Copy the lines that follow, keeping every character the same.

-------

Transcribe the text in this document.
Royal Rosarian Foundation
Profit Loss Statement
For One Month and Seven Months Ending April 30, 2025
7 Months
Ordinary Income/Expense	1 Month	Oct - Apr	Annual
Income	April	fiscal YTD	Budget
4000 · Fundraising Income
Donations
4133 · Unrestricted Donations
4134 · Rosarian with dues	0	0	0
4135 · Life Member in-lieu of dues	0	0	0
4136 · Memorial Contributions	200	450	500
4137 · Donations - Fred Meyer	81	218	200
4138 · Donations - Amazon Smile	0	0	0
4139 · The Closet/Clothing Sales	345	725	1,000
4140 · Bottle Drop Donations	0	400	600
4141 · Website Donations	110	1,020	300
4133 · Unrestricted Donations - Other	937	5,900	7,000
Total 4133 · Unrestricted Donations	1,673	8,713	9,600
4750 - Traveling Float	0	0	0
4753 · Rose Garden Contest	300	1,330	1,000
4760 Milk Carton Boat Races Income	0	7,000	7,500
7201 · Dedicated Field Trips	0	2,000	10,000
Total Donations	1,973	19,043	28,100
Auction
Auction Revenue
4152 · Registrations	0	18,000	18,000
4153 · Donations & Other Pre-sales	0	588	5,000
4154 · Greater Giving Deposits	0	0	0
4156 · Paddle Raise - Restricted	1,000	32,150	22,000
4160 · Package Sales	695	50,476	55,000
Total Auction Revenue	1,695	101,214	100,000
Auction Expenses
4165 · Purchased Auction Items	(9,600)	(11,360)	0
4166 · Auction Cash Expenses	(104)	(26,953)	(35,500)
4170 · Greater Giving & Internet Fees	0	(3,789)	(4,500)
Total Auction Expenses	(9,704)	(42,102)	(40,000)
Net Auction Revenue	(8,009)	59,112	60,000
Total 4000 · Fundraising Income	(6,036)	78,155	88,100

-------

Answer to the task:
Transcribe the text in this document.
Royal Rosarian Foundation
Profit Loss Statement
For One Month and Seven Months Ending April 30, 2025
7 Months
Ordinary Income/Expense	1 Month	Oct - Apr	Annual
Income	April	fiscal YTD	Budget
4000 · Fundraising Income
Donations
4133 · Unrestricted Donations
4134 · Rosarian with dues	0	0	0
4135 · Life Member in-lieu of dues	0	0	0
4136 · Memorial Contributions	200	450	500
4137 · Donations - Fred Meyer	81	218	200
4138 · Donations - Amazon Smile	0	0	0
4139 · The Closet/Clothing Sales	345	725	1,000
4140 · Bottle Drop Donations	0	400	600
4141 · Website Donations	110	1,020	300
4133 · Unrestricted Donations - Other	937	5,900	7,000
Total 4133 · Unrestricted Donations	1,673	8,713	9,600
4750 - Traveling Float	0	0	0
4753 · Rose Garden Contest	300	1,330	1,000
4760 Milk Carton Boat Races Income	0	7,000	7,500
7201 · Dedicated Field Trips	0	2,000	10,000
Total Donations	1,973	19,043	28,100
Auction
Auction Revenue
4152 · Registrations	0	18,000	18,000
4153 · Donations & Other Pre-sales	0	588	5,000
4154 · Greater Giving Deposits	0	0	0
4156 · Paddle Raise - Restricted	1,000	32,150	22,000
4160 · Package Sales	695	50,476	55,000
Total Auction Revenue	1,695	101,214	100,000
Auction Expenses
4165 · Purchased Auction Items	(9,600)	(11,360)	0
4166 · Auction Cash Expenses	(104)	(26,953)	(35,500)
4170 · Greater Giving & Internet Fees	0	(3,789)	(4,500)
Total Auction Expenses	(9,704)	(42,102)	(40,000)
Net Auction Revenue	(8,009)	59,112	60,000
Total 4000 · Fundraising Income	(6,036)	78,155	88,100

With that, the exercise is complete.